**What to produce:** Copy every item below word for word, without changing anything.

─── Extracted records ───

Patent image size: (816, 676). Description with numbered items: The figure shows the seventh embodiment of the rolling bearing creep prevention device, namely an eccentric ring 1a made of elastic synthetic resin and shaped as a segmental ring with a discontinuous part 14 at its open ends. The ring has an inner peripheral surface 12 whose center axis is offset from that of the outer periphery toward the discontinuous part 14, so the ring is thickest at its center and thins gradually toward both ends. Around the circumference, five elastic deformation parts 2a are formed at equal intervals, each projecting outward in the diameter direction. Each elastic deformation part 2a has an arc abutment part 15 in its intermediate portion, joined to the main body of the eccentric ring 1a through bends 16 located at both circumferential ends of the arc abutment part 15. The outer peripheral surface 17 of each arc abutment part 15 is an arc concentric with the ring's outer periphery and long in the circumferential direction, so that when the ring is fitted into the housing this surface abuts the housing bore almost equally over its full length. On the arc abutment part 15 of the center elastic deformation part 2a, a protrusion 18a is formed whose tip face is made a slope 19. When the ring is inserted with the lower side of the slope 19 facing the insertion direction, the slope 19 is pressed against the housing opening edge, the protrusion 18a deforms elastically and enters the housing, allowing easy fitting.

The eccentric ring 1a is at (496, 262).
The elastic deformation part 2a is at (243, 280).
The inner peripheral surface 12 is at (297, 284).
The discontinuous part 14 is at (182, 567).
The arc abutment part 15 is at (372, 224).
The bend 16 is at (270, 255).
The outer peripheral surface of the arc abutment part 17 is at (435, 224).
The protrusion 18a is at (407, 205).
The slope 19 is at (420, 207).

───

**Correct answer:**
Patent image size: (816, 676). Description with numbered items: The figure shows the seventh embodiment of the rolling bearing creep prevention device, namely an eccentric ring 1a made of elastic synthetic resin and shaped as a segmental ring with a discontinuous part 14 at its open ends. The ring has an inner peripheral surface 12 whose center axis is offset from that of the outer periphery toward the discontinuous part 14, so the ring is thickest at its center and thins gradually toward both ends. Around the circumference, five elastic deformation parts 2a are formed at equal intervals, each projecting outward in the diameter direction. Each elastic deformation part 2a has an arc abutment part 15 in its intermediate portion, joined to the main body of the eccentric ring 1a through bends 16 located at both circumferential ends of the arc abutment part 15. The outer peripheral surface 17 of each arc abutment part 15 is an arc concentric with the ring's outer periphery and long in the circumferential direction, so that when the ring is fitted into the housing this surface abuts the housing bore almost equally over its full length. On the arc abutment part 15 of the center elastic deformation part 2a, a protrusion 18a is formed whose tip face is made a slope 19. When the ring is inserted with the lower side of the slope 19 facing the insertion direction, the slope 19 is pressed against the housing opening edge, the protrusion 18a deforms elastically and enters the housing, allowing easy fitting.

The eccentric ring 1a is at (496, 262).
The elastic deformation part 2a is at (243, 280).
The inner peripheral surface 12 is at (297, 284).
The discontinuous part 14 is at (182, 567).
The arc abutment part 15 is at (372, 224).
The bend 16 is at (270, 255).
The outer peripheral surface of the arc abutment part 17 is at (435, 224).
The protrusion 18a is at (407, 205).
The slope 19 is at (420, 207).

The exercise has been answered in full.